▸ **Do this**
The records underneath are to be repeated exactly, with the pictures left out.

▸ **Materials provided**
begin

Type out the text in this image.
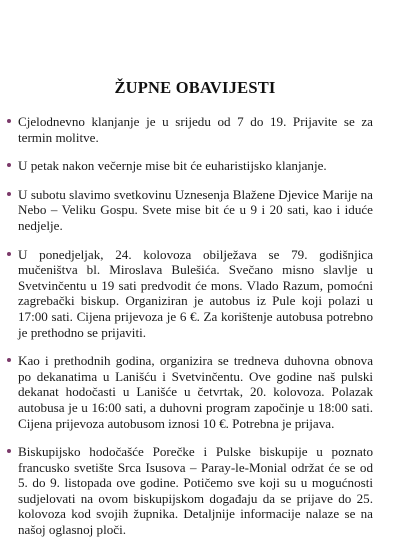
ŽUPNE OBAVIJESTI
Cjelodnevno klanjanje je u srijedu od 7 do 19. Prijavite se za termin molitve.
U petak nakon večernje mise bit će euharistijsko klanjanje.
U subotu slavimo svetkovinu Uznesenja Blažene Djevice Marije na Nebo – Veliku Gospu. Svete mise bit će u 9 i 20 sati, kao i iduće nedjelje.
U ponedjeljak, 24. kolovoza obilježava se 79. godišnjica mučeništva bl. Miroslava Bulešića. Svečano misno slavlje u Svetvinčentu u 19 sati predvodit će mons. Vlado Razum, pomoćni zagrebački biskup. Organiziran je autobus iz Pule koji polazi u 17:00 sati. Cijena prijevoza je 6 €. Za korištenje autobusa potrebno je prethodno se prijaviti.
Kao i prethodnih godina, organizira se tredneva duhovna obnova po dekanatima u Lanišću i Svetvinčentu. Ove godine naš pulski dekanat hodočasti u Lanišće u četvrtak, 20. kolovoza. Polazak autobusa je u 16:00 sati, a duhovni program započinje u 18:00 sati. Cijena prijevoza autobusom iznosi 10 €. Potrebna je prijava.
Biskupijsko hodočašće Porečke i Pulske biskupije u poznato francusko svetište Srca Isusova – Paray-le-Monial održat će se od 5. do 9. listopada ove godine. Potičemo sve koji su u mogućnosti sudjelovati na ovom biskupijskom događaju da se prijave do 25. kolovoza kod svojih župnika. Detaljnije informacije nalaze se na našoj oglasnoj ploči.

end

▸ **Answer to this task**
Type out the text in this image.
ŽUPNE OBAVIJESTI
Cjelodnevno klanjanje je u srijedu od 7 do 19. Prijavite se za termin molitve.
U petak nakon večernje mise bit će euharistijsko klanjanje.
U subotu slavimo svetkovinu Uznesenja Blažene Djevice Marije na Nebo – Veliku Gospu. Svete mise bit će u 9 i 20 sati, kao i iduće nedjelje.
U ponedjeljak, 24. kolovoza obilježava se 79. godišnjica mučeništva bl. Miroslava Bulešića. Svečano misno slavlje u Svetvinčentu u 19 sati predvodit će mons. Vlado Razum, pomoćni zagrebački biskup. Organiziran je autobus iz Pule koji polazi u 17:00 sati. Cijena prijevoza je 6 €. Za korištenje autobusa potrebno je prethodno se prijaviti.
Kao i prethodnih godina, organizira se tredneva duhovna obnova po dekanatima u Lanišću i Svetvinčentu. Ove godine naš pulski dekanat hodočasti u Lanišće u četvrtak, 20. kolovoza. Polazak autobusa je u 16:00 sati, a duhovni program započinje u 18:00 sati. Cijena prijevoza autobusom iznosi 10 €. Potrebna je prijava.
Biskupijsko hodočašće Porečke i Pulske biskupije u poznato francusko svetište Srca Isusova – Paray-le-Monial održat će se od 5. do 9. listopada ove godine. Potičemo sve koji su u mogućnosti sudjelovati na ovom biskupijskom događaju da se prijave do 25. kolovoza kod svojih župnika. Detaljnije informacije nalaze se na našoj oglasnoj ploči.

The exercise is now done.